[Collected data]
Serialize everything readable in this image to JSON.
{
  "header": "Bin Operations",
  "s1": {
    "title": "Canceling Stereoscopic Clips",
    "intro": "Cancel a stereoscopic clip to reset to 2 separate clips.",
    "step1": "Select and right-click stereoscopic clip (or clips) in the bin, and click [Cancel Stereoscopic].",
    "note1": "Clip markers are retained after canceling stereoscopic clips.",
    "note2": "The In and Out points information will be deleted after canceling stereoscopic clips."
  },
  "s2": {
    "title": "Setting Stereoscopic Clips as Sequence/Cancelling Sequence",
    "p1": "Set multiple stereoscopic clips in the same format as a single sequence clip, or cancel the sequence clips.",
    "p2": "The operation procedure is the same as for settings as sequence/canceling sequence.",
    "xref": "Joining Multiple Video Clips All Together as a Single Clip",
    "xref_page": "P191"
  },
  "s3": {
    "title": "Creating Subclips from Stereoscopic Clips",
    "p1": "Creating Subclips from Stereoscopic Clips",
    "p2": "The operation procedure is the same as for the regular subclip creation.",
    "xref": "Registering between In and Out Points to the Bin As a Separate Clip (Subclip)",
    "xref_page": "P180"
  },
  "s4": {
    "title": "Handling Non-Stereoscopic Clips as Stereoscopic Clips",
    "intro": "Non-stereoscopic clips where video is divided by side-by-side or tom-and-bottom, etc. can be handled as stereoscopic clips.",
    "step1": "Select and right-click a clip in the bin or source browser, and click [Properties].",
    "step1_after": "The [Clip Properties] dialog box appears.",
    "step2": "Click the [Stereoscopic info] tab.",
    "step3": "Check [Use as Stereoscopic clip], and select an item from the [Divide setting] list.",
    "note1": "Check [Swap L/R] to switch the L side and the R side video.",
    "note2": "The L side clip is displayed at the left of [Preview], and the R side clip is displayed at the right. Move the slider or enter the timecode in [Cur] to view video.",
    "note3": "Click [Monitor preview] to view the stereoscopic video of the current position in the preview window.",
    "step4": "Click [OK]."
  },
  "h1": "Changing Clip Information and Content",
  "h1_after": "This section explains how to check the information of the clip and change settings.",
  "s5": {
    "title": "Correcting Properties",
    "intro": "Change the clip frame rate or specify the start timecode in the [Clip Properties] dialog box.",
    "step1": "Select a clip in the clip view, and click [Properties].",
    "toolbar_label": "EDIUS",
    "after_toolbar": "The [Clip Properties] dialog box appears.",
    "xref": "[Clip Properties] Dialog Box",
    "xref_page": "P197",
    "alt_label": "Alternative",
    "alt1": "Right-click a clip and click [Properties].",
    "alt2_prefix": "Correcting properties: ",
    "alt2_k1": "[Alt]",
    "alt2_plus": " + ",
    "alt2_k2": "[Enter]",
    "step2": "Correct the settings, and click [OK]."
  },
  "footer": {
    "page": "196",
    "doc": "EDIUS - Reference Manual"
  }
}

## What is asked
Copy out each record exactly as given, omitting none.

## Output of the exercise
Serialize everything readable in this image to JSON.
{
  "header": "Bin Operations",
  "s1": {
    "title": "Canceling Stereoscopic Clips",
    "intro": "Cancel a stereoscopic clip to reset to 2 separate clips.",
    "step1": "Select and right-click stereoscopic clip (or clips) in the bin, and click [Cancel Stereoscopic].",
    "note1": "Clip markers are retained after canceling stereoscopic clips.",
    "note2": "The In and Out points information will be deleted after canceling stereoscopic clips."
  },
  "s2": {
    "title": "Setting Stereoscopic Clips as Sequence/Cancelling Sequence",
    "p1": "Set multiple stereoscopic clips in the same format as a single sequence clip, or cancel the sequence clips.",
    "p2": "The operation procedure is the same as for settings as sequence/canceling sequence.",
    "xref": "Joining Multiple Video Clips All Together as a Single Clip",
    "xref_page": "P191"
  },
  "s3": {
    "title": "Creating Subclips from Stereoscopic Clips",
    "p1": "Creating Subclips from Stereoscopic Clips",
    "p2": "The operation procedure is the same as for the regular subclip creation.",
    "xref": "Registering between In and Out Points to the Bin As a Separate Clip (Subclip)",
    "xref_page": "P180"
  },
  "s4": {
    "title": "Handling Non-Stereoscopic Clips as Stereoscopic Clips",
    "intro": "Non-stereoscopic clips where video is divided by side-by-side or tom-and-bottom, etc. can be handled as stereoscopic clips.",
    "step1": "Select and right-click a clip in the bin or source browser, and click [Properties].",
    "step1_after": "The [Clip Properties] dialog box appears.",
    "step2": "Click the [Stereoscopic info] tab.",
    "step3": "Check [Use as Stereoscopic clip], and select an item from the [Divide setting] list.",
    "note1": "Check [Swap L/R] to switch the L side and the R side video.",
    "note2": "The L side clip is displayed at the left of [Preview], and the R side clip is displayed at the right. Move the slider or enter the timecode in [Cur] to view video.",
    "note3": "Click [Monitor preview] to view the stereoscopic video of the current position in the preview window.",
    "step4": "Click [OK]."
  },
  "h1": "Changing Clip Information and Content",
  "h1_after": "This section explains how to check the information of the clip and change settings.",
  "s5": {
    "title": "Correcting Properties",
    "intro": "Change the clip frame rate or specify the start timecode in the [Clip Properties] dialog box.",
    "step1": "Select a clip in the clip view, and click [Properties].",
    "toolbar_label": "EDIUS",
    "after_toolbar": "The [Clip Properties] dialog box appears.",
    "xref": "[Clip Properties] Dialog Box",
    "xref_page": "P197",
    "alt_label": "Alternative",
    "alt1": "Right-click a clip and click [Properties].",
    "alt2_prefix": "Correcting properties: ",
    "alt2_k1": "[Alt]",
    "alt2_plus": " + ",
    "alt2_k2": "[Enter]",
    "step2": "Correct the settings, and click [OK]."
  },
  "footer": {
    "page": "196",
    "doc": "EDIUS - Reference Manual"
  }
}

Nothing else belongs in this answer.